## EXERCISE INSTRUCTIONS
Filter the entries and keep only the lines where the string "JSON" appears.

## DATA LINES
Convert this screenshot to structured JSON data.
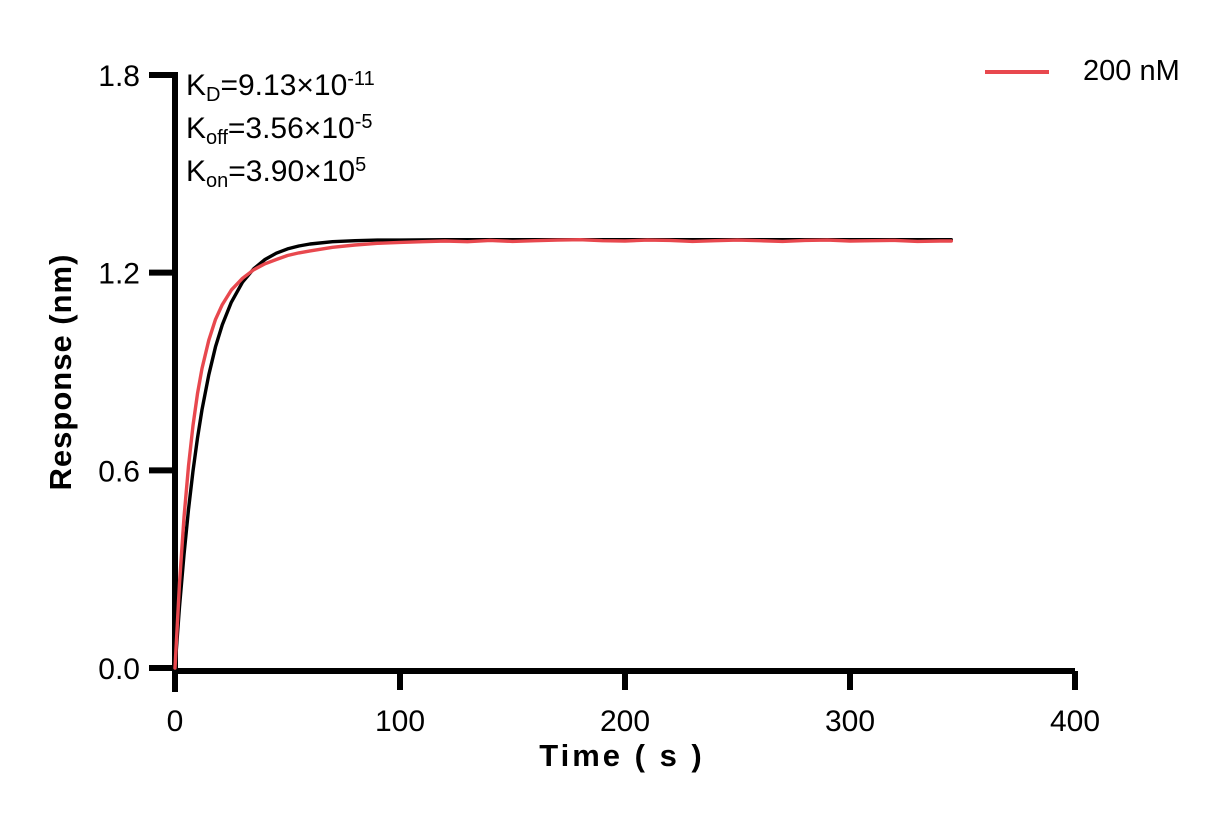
{
  "chart_data": {
    "type": "line",
    "title": "",
    "xlabel": "Time ( s )",
    "ylabel": "Response (nm)",
    "xlim": [
      0,
      400
    ],
    "ylim": [
      0,
      1.8
    ],
    "grid": false,
    "axis_color": "#000000",
    "background_color": "#ffffff",
    "xticks": {
      "values": [
        0,
        100,
        200,
        300,
        400
      ],
      "labels": [
        "0",
        "100",
        "200",
        "300",
        "400"
      ]
    },
    "yticks": {
      "values": [
        0,
        0.6,
        1.2,
        1.8
      ],
      "labels": [
        "0.0",
        "0.6",
        "1.2",
        "1.8"
      ]
    },
    "legend": {
      "position": "top-right",
      "entries": [
        {
          "label": "200 nM",
          "color": "#E8484E"
        }
      ]
    },
    "annotations": [
      {
        "base": "K",
        "sub": "D",
        "value": "=9.13×10",
        "sup": "-11"
      },
      {
        "base": "K",
        "sub": "off",
        "value": "=3.56×10",
        "sup": "-5"
      },
      {
        "base": "K",
        "sub": "on",
        "value": "=3.90×10",
        "sup": "5"
      }
    ],
    "series": [
      {
        "name": "Fitted curve",
        "color": "#000000",
        "stroke_width": 3.4,
        "x": [
          0,
          2,
          4,
          6,
          8,
          10,
          12,
          15,
          18,
          21,
          25,
          30,
          35,
          40,
          45,
          50,
          55,
          60,
          70,
          80,
          90,
          100,
          120,
          140,
          160,
          180,
          200,
          220,
          240,
          260,
          280,
          300,
          320,
          340,
          345
        ],
        "y": [
          0,
          0.186,
          0.344,
          0.481,
          0.598,
          0.698,
          0.784,
          0.89,
          0.975,
          1.042,
          1.11,
          1.171,
          1.212,
          1.24,
          1.259,
          1.272,
          1.281,
          1.287,
          1.294,
          1.297,
          1.299,
          1.299,
          1.3,
          1.3,
          1.3,
          1.3,
          1.3,
          1.3,
          1.3,
          1.3,
          1.3,
          1.3,
          1.3,
          1.3,
          1.3
        ]
      },
      {
        "name": "200 nM",
        "color": "#E8484E",
        "stroke_width": 3.4,
        "x": [
          0,
          2,
          4,
          6,
          8,
          10,
          12,
          15,
          18,
          21,
          25,
          30,
          35,
          40,
          45,
          50,
          55,
          60,
          70,
          80,
          90,
          100,
          110,
          120,
          130,
          140,
          150,
          160,
          170,
          180,
          190,
          200,
          210,
          220,
          230,
          240,
          250,
          260,
          270,
          280,
          290,
          300,
          310,
          320,
          330,
          340,
          345
        ],
        "y": [
          0,
          0.257,
          0.457,
          0.613,
          0.736,
          0.833,
          0.909,
          0.995,
          1.058,
          1.103,
          1.147,
          1.183,
          1.209,
          1.227,
          1.24,
          1.252,
          1.26,
          1.266,
          1.277,
          1.284,
          1.289,
          1.292,
          1.294,
          1.296,
          1.294,
          1.298,
          1.295,
          1.297,
          1.299,
          1.3,
          1.297,
          1.296,
          1.299,
          1.298,
          1.295,
          1.297,
          1.299,
          1.297,
          1.295,
          1.298,
          1.299,
          1.296,
          1.297,
          1.298,
          1.295,
          1.296,
          1.296
        ]
      }
    ]
  }
}
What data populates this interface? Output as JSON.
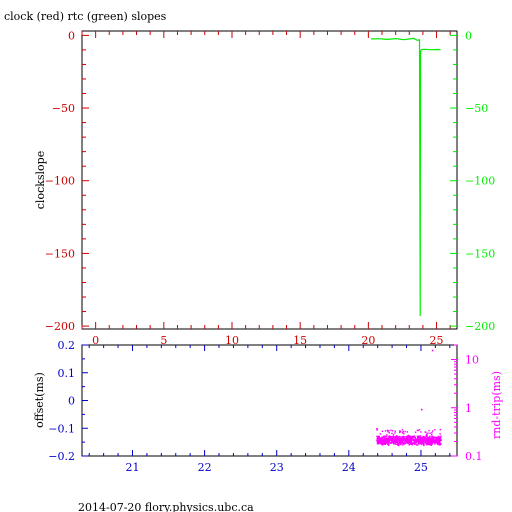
{
  "title": "clock (red) rtc (green) slopes",
  "footer": "2014-07-20 flory.physics.ubc.ca",
  "colors": {
    "clock": "#cc0000",
    "rtc": "#00ee00",
    "offset": "#0000cc",
    "roundtrip": "#ff00ff",
    "frame": "#000000"
  },
  "chart_data": [
    {
      "type": "line",
      "panel": "slopes",
      "title": "clock (red) rtc (green) slopes",
      "ylabel": "clockslope",
      "xlim": [
        -1,
        26.5
      ],
      "ylim": [
        -202,
        3
      ],
      "y2lim": [
        -202,
        3
      ],
      "x_ticks": [
        0,
        5,
        10,
        15,
        20,
        25
      ],
      "y_ticks": [
        0,
        -50,
        -100,
        -150,
        -200
      ],
      "y2_ticks": [
        0,
        -50,
        -100,
        -150,
        -200
      ],
      "series": [
        {
          "color": "green",
          "x": [
            20.2,
            20.8,
            21.4,
            22.0,
            22.6,
            23.0,
            23.3,
            23.6,
            23.75,
            23.8,
            23.82,
            23.85,
            23.9,
            24.2,
            24.6,
            25.0,
            25.3
          ],
          "y": [
            -2.5,
            -2.3,
            -2.8,
            -2.2,
            -3.0,
            -2.5,
            -2.0,
            -3.5,
            -3.0,
            -193,
            -10.8,
            -10.2,
            -9.8,
            -9.6,
            -9.9,
            -9.7,
            -9.8
          ]
        }
      ]
    },
    {
      "type": "scatter",
      "panel": "offset",
      "ylabel": "offset(ms)",
      "y2label": "rnd-trip(ms)",
      "xlim": [
        20.3,
        25.5
      ],
      "ylim": [
        -0.2,
        0.2
      ],
      "y2lim": [
        0.1,
        20
      ],
      "y2_scale": "log",
      "x_ticks": [
        21,
        22,
        23,
        24,
        25
      ],
      "y_ticks": [
        0.2,
        0.1,
        0,
        -0.1,
        -0.2
      ],
      "y_tick_labels": [
        "0.2",
        "0.1",
        "0",
        "-0.1",
        "-0.2"
      ],
      "y2_ticks": [
        10,
        1,
        0.1
      ],
      "y2_tick_labels": [
        "10",
        "1",
        "0.1"
      ],
      "series": [
        {
          "color": "magenta",
          "axis": "right",
          "x_range": [
            24.38,
            25.27
          ],
          "typical_range": [
            0.17,
            0.28
          ],
          "sample_x": [
            24.4,
            24.6,
            24.8,
            25.0,
            25.2
          ],
          "sample_y": [
            0.2,
            0.21,
            0.22,
            0.2,
            0.21
          ],
          "outliers": [
            {
              "x": 24.38,
              "y": 0.38
            },
            {
              "x": 25.0,
              "y": 0.95
            },
            {
              "x": 25.15,
              "y": 16
            }
          ]
        }
      ]
    }
  ]
}
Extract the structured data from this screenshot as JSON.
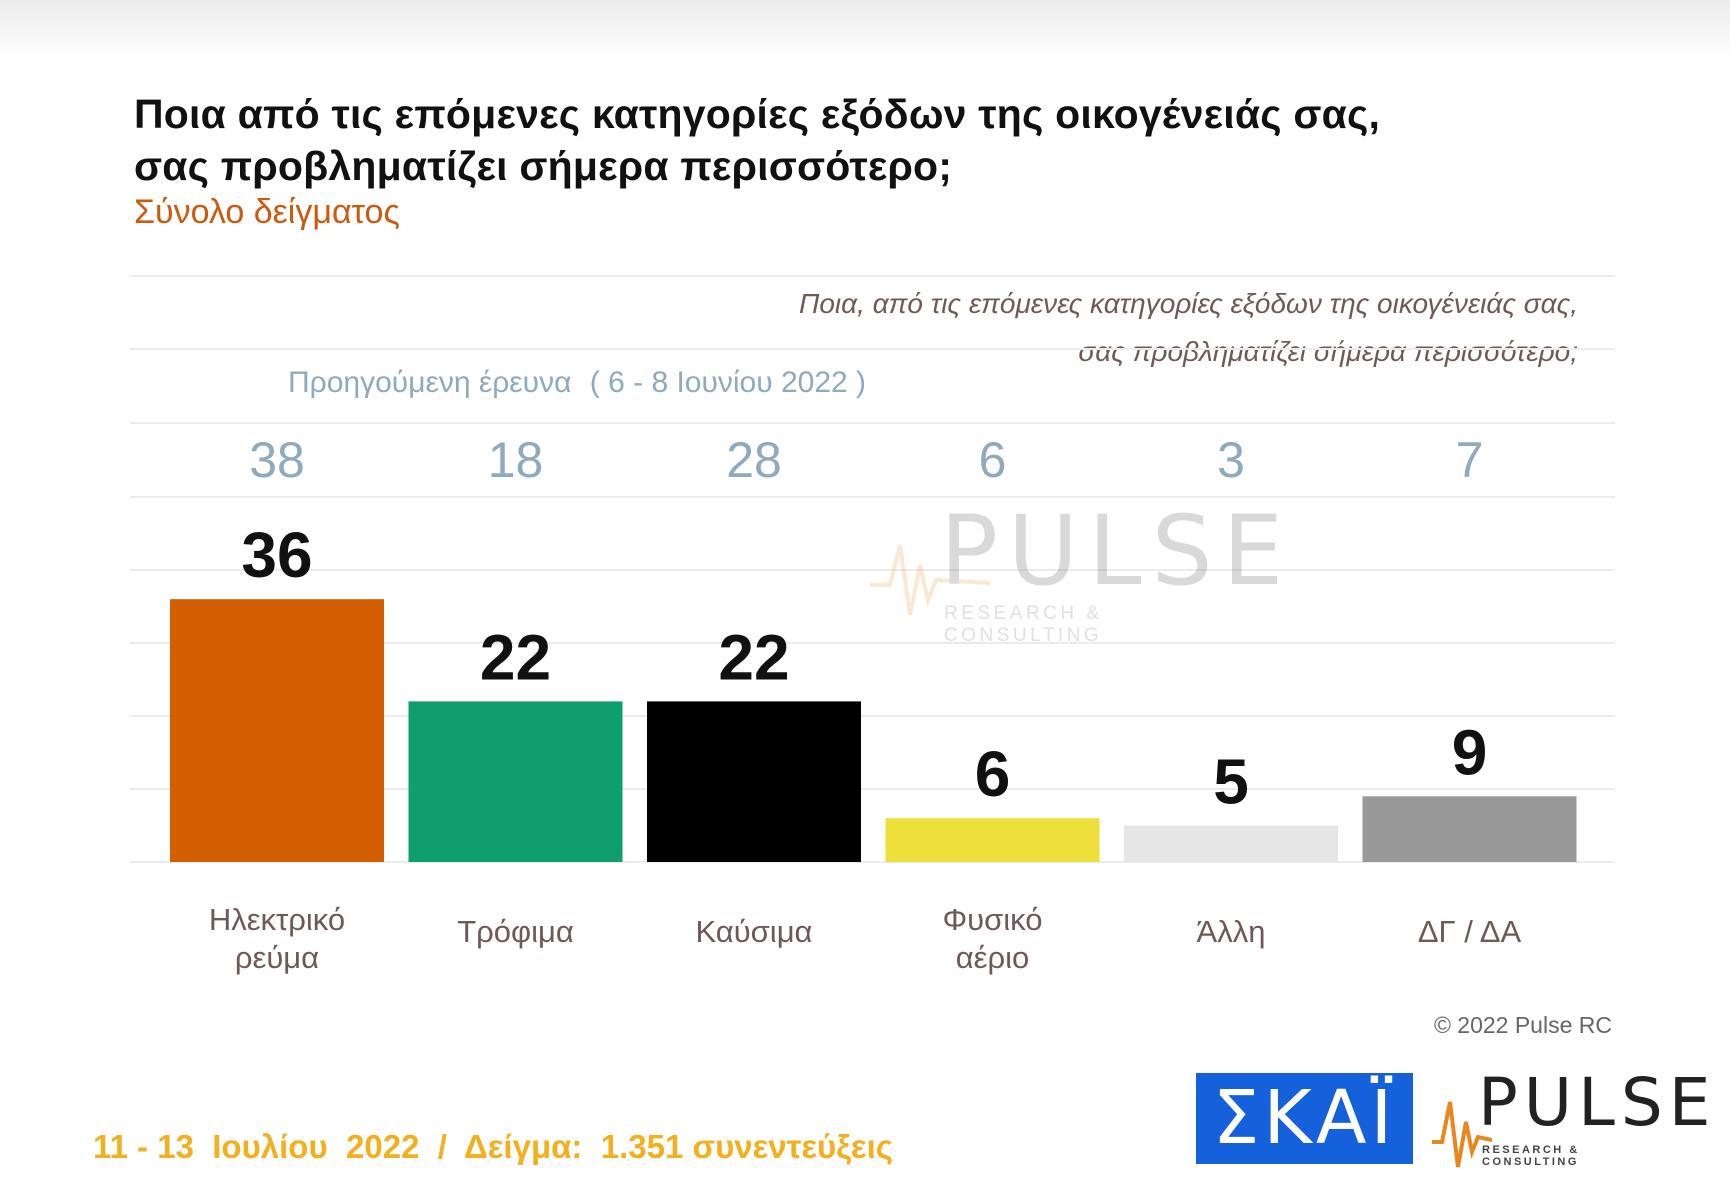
{
  "title_line1": "Ποια από τις επόμενες κατηγορίες εξόδων της οικογένειάς σας,",
  "title_line2": "σας προβληματίζει σήμερα περισσότερο;",
  "subtitle": "Σύνολο δείγματος",
  "question_italic_line1": "Ποια, από τις επόμενες κατηγορίες εξόδων της οικογένειάς σας,",
  "question_italic_line2": "σας προβληματίζει σήμερα περισσότερο;",
  "previous_survey_label": "Προηγούμενη έρευνα",
  "previous_survey_dates": "( 6 - 8 Ιουνίου  2022 )",
  "watermark": {
    "word": "PULSE",
    "sub": "RESEARCH & CONSULTING"
  },
  "copyright": "© 2022 Pulse RC",
  "footer": "11 - 13  Ιουλίου  2022  /  Δείγμα:  1.351 συνεντεύξεις",
  "logos": {
    "skai": "ΣΚΑΪ",
    "pulse": "PULSE",
    "pulse_sub": "RESEARCH & CONSULTING"
  },
  "colors": {
    "subtitle": "#cc5a0e",
    "previous_values": "#8fa9bd",
    "footer": "#f2b01e",
    "skai_blue": "#1560db"
  },
  "chart_data": {
    "type": "bar",
    "categories": [
      [
        "Ηλεκτρικό",
        "ρεύμα"
      ],
      [
        "Τρόφιμα"
      ],
      [
        "Καύσιμα"
      ],
      [
        "Φυσικό",
        "αέριο"
      ],
      [
        "Άλλη"
      ],
      [
        "ΔΓ / ΔΑ"
      ]
    ],
    "values": [
      36,
      22,
      22,
      6,
      5,
      9
    ],
    "previous_values": [
      38,
      18,
      28,
      6,
      3,
      7
    ],
    "bar_colors": [
      "#d35f00",
      "#0f9e6e",
      "#000000",
      "#eee03a",
      "#e6e6e6",
      "#999999"
    ],
    "ylim": [
      0,
      42
    ],
    "grid": true,
    "legend": "none"
  }
}
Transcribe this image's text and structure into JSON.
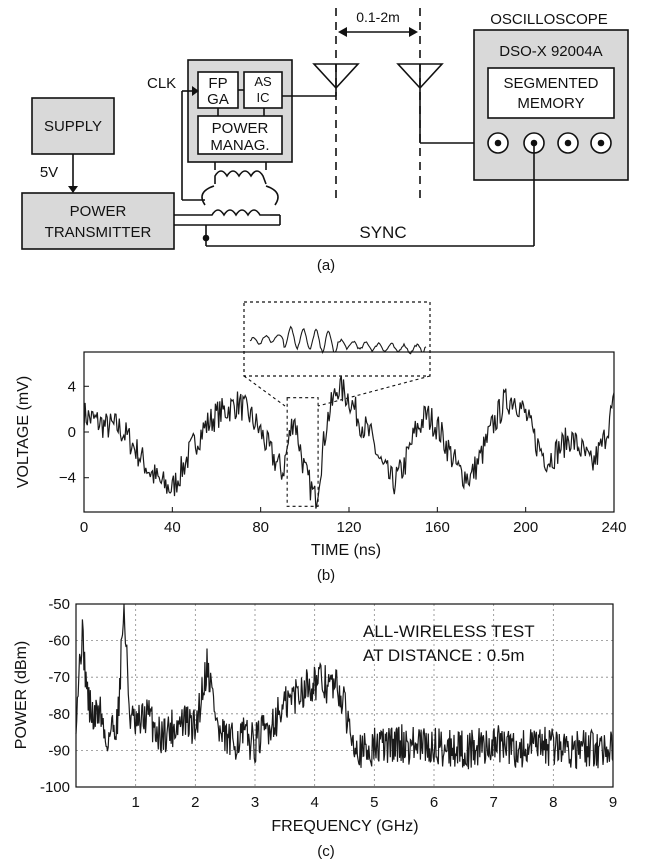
{
  "colors": {
    "block_fill": "#d9d9d9",
    "ink": "#111111",
    "signal": "#1a1a1a"
  },
  "panel_a": {
    "caption": "(a)",
    "supply": "SUPPLY",
    "supply_voltage": "5V",
    "power_tx_line1": "POWER",
    "power_tx_line2": "TRANSMITTER",
    "clk": "CLK",
    "fpga_line1": "FP",
    "fpga_line2": "GA",
    "asic_line1": "AS",
    "asic_line2": "IC",
    "power_manag_line1": "POWER",
    "power_manag_line2": "MANAG.",
    "distance": "0.1-2m",
    "oscilloscope": "OSCILLOSCOPE",
    "scope_model": "DSO-X 92004A",
    "segmented_line1": "SEGMENTED",
    "segmented_line2": "MEMORY",
    "sync": "SYNC"
  },
  "chart_data": [
    {
      "type": "line",
      "caption": "(b)",
      "xlabel": "TIME (ns)",
      "ylabel": "VOLTAGE (mV)",
      "xlim": [
        0,
        240
      ],
      "ylim": [
        -7,
        7
      ],
      "xticks": [
        "0",
        "40",
        "80",
        "120",
        "160",
        "200",
        "240"
      ],
      "yticks": [
        "4",
        "0",
        "−4"
      ],
      "zoom_window_ns": [
        92,
        106
      ],
      "series": [
        {
          "x": [
            0,
            5,
            10,
            15,
            20,
            25,
            30,
            35,
            40,
            45,
            50,
            55,
            60,
            65,
            70,
            75,
            80,
            85,
            90,
            95,
            100,
            105,
            110,
            115,
            120,
            125,
            130,
            135,
            140,
            145,
            150,
            155,
            160,
            165,
            170,
            175,
            180,
            185,
            190,
            195,
            200,
            205,
            210,
            215,
            220,
            225,
            230,
            235,
            240
          ],
          "y": [
            1.5,
            1,
            0.5,
            0.5,
            -0.5,
            -2,
            -3.5,
            -4.5,
            -5,
            -3,
            -1,
            0.5,
            1.5,
            2,
            2.5,
            1.5,
            0,
            -2,
            -3.5,
            1.5,
            -3.5,
            -6,
            1,
            4,
            3,
            1,
            -0.5,
            -3,
            -4.5,
            -3,
            0,
            1.5,
            0.5,
            -1.5,
            -3.5,
            -4,
            -2,
            0.5,
            2.5,
            3,
            1.5,
            -1,
            -2.5,
            -1.5,
            -0.5,
            -1.5,
            -3,
            -1,
            2.5
          ]
        }
      ]
    },
    {
      "type": "line",
      "caption": "(c)",
      "xlabel": "FREQUENCY (GHz)",
      "ylabel": "POWER (dBm)",
      "xlim": [
        0,
        9
      ],
      "ylim": [
        -100,
        -50
      ],
      "grid": true,
      "xticks": [
        "1",
        "2",
        "3",
        "4",
        "5",
        "6",
        "7",
        "8",
        "9"
      ],
      "yticks": [
        "-50",
        "-60",
        "-70",
        "-80",
        "-90",
        "-100"
      ],
      "annotation_line1": "ALL-WIRELESS TEST",
      "annotation_line2": "AT DISTANCE : 0.5m",
      "series": [
        {
          "x": [
            0,
            0.1,
            0.2,
            0.3,
            0.4,
            0.5,
            0.6,
            0.7,
            0.8,
            0.9,
            1.0,
            1.2,
            1.4,
            1.6,
            1.8,
            2.0,
            2.2,
            2.4,
            2.6,
            2.8,
            3.0,
            3.2,
            3.4,
            3.6,
            3.8,
            4.0,
            4.2,
            4.4,
            4.6,
            4.8,
            5.0,
            5.4,
            5.8,
            6.2,
            6.6,
            7.0,
            7.4,
            7.8,
            8.2,
            8.6,
            9.0
          ],
          "y": [
            -80,
            -58,
            -76,
            -82,
            -78,
            -88,
            -84,
            -82,
            -50,
            -80,
            -84,
            -80,
            -86,
            -84,
            -82,
            -84,
            -66,
            -86,
            -88,
            -86,
            -88,
            -84,
            -80,
            -76,
            -73,
            -71,
            -72,
            -73,
            -84,
            -91,
            -89,
            -88,
            -89,
            -89,
            -90,
            -88,
            -90,
            -89,
            -89,
            -90,
            -89
          ]
        }
      ]
    }
  ]
}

## REPLY
Convert this screenshot to structured JSON data.
What data populates this interface? Output as JSON.
Extract the structured data from this screenshot as JSON.
Transcribe this image's text and structure into JSON.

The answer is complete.